§ **TASK REQUIREMENTS**: Lift out each line of the data that holds "פוגש".

(Stored dataset items)
========
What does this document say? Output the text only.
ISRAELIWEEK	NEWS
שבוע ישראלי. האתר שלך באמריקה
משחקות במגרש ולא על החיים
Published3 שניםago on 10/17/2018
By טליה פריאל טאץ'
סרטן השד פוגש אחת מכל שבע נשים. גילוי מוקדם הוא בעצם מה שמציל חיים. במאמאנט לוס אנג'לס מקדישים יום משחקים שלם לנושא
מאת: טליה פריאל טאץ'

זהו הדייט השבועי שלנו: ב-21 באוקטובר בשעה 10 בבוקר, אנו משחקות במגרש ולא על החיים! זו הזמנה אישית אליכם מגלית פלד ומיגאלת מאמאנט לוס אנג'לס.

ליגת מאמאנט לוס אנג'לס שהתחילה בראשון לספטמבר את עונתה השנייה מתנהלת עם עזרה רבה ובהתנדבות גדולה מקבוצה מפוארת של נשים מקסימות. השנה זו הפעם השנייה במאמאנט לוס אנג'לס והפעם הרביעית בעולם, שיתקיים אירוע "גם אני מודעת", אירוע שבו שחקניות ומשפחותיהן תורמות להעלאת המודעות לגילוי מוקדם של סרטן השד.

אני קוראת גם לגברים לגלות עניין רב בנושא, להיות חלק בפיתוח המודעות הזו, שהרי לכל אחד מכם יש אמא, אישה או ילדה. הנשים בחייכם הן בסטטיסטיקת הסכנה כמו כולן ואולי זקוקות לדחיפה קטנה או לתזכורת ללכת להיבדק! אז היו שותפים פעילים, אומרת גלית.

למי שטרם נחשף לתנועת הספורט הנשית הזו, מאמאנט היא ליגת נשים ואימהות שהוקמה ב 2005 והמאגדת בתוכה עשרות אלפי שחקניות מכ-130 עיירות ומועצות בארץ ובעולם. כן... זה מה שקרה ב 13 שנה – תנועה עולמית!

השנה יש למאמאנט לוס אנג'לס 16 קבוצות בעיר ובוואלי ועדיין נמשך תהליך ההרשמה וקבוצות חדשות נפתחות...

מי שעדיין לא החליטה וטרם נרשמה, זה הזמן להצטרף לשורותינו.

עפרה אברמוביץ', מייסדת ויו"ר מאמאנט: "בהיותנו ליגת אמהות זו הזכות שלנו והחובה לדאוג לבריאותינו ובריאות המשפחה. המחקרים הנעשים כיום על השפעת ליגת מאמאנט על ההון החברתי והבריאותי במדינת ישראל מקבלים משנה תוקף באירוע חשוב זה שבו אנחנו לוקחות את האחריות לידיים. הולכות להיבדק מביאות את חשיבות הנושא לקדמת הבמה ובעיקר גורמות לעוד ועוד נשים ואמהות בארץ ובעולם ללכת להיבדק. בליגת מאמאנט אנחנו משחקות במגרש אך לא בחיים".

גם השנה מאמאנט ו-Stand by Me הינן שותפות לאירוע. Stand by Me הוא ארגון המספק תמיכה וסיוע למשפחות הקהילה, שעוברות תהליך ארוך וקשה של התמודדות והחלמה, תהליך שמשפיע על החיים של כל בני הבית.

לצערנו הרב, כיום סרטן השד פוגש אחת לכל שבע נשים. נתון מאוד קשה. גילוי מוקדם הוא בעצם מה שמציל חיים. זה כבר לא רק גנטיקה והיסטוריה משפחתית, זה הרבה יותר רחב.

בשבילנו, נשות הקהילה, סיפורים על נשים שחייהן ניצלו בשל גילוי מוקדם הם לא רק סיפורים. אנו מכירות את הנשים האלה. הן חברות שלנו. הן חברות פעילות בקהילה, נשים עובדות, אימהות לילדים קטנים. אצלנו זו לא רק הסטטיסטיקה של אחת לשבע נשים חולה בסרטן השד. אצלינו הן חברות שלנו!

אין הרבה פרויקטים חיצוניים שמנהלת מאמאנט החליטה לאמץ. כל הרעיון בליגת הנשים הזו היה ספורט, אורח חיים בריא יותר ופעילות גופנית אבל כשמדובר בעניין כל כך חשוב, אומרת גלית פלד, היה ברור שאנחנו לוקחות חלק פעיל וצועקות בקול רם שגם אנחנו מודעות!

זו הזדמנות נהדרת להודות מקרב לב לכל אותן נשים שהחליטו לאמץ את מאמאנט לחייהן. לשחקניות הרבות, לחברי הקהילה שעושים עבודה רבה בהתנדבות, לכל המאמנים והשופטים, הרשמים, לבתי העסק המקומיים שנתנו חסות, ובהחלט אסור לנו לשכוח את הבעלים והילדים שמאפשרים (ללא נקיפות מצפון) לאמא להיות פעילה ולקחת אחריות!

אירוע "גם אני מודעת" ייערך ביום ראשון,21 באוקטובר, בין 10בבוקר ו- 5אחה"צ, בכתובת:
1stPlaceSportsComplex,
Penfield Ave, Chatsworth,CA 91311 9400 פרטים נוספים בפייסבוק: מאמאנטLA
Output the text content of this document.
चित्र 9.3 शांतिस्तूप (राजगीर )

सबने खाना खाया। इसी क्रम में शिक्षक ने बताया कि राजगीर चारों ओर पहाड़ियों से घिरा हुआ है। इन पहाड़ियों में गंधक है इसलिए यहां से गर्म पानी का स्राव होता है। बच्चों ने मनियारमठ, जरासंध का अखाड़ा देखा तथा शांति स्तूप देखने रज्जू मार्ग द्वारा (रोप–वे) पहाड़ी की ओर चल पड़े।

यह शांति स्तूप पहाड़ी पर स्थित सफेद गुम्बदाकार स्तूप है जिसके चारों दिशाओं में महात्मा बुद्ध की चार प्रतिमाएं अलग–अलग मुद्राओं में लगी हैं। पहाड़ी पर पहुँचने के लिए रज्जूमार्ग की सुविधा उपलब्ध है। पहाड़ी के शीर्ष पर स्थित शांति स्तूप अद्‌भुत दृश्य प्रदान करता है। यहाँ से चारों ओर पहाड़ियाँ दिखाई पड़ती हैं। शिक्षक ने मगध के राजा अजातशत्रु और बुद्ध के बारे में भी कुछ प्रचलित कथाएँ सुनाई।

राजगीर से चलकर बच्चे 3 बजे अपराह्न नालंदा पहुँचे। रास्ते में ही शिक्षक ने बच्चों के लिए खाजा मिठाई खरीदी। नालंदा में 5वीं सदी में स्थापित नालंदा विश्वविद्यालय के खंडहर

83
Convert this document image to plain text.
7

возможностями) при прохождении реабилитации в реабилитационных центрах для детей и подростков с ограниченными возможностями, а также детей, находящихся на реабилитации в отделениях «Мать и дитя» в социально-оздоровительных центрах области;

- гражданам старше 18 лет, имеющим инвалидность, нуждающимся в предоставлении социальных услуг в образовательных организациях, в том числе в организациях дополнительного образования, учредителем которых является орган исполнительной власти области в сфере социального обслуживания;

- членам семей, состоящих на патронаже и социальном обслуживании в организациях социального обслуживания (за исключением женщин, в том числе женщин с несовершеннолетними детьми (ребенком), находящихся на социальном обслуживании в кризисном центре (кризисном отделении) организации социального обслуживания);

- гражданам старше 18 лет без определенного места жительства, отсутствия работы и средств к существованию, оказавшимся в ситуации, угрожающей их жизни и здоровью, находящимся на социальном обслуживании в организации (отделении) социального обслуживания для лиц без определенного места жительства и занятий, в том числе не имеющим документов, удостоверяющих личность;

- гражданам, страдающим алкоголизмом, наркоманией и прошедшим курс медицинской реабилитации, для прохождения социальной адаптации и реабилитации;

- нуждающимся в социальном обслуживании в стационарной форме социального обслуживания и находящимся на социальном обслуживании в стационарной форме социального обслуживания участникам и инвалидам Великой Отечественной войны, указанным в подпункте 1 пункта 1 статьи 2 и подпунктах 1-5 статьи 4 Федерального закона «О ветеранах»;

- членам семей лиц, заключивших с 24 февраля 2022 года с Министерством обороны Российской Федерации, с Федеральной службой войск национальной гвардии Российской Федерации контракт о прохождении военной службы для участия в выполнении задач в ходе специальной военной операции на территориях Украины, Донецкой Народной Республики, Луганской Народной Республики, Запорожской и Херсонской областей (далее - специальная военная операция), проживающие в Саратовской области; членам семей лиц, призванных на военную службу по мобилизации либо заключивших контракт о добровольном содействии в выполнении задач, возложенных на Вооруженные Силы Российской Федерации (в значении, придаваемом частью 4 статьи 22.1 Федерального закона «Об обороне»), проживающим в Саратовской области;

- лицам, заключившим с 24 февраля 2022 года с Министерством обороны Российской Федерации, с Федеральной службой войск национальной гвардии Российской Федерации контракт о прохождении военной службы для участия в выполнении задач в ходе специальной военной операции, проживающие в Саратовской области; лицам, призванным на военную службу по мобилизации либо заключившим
========
§ **WRITTEN RESPONSE**:
סרטן השד פוגש אחת מכל שבע נשים. גילוי מוקדם הוא בעצם מה שמציל חיים. במאמאנט לוס אנג'לס מקדישים יום משחקים שלם לנושא
לצערנו הרב, כיום סרטן השד פוגש אחת לכל שבע נשים. נתון מאוד קשה. גילוי מוקדם הוא בעצם מה שמציל חיים. זה כבר לא רק גנטיקה והיסטוריה משפחתית, זה הרבה יותר רחב.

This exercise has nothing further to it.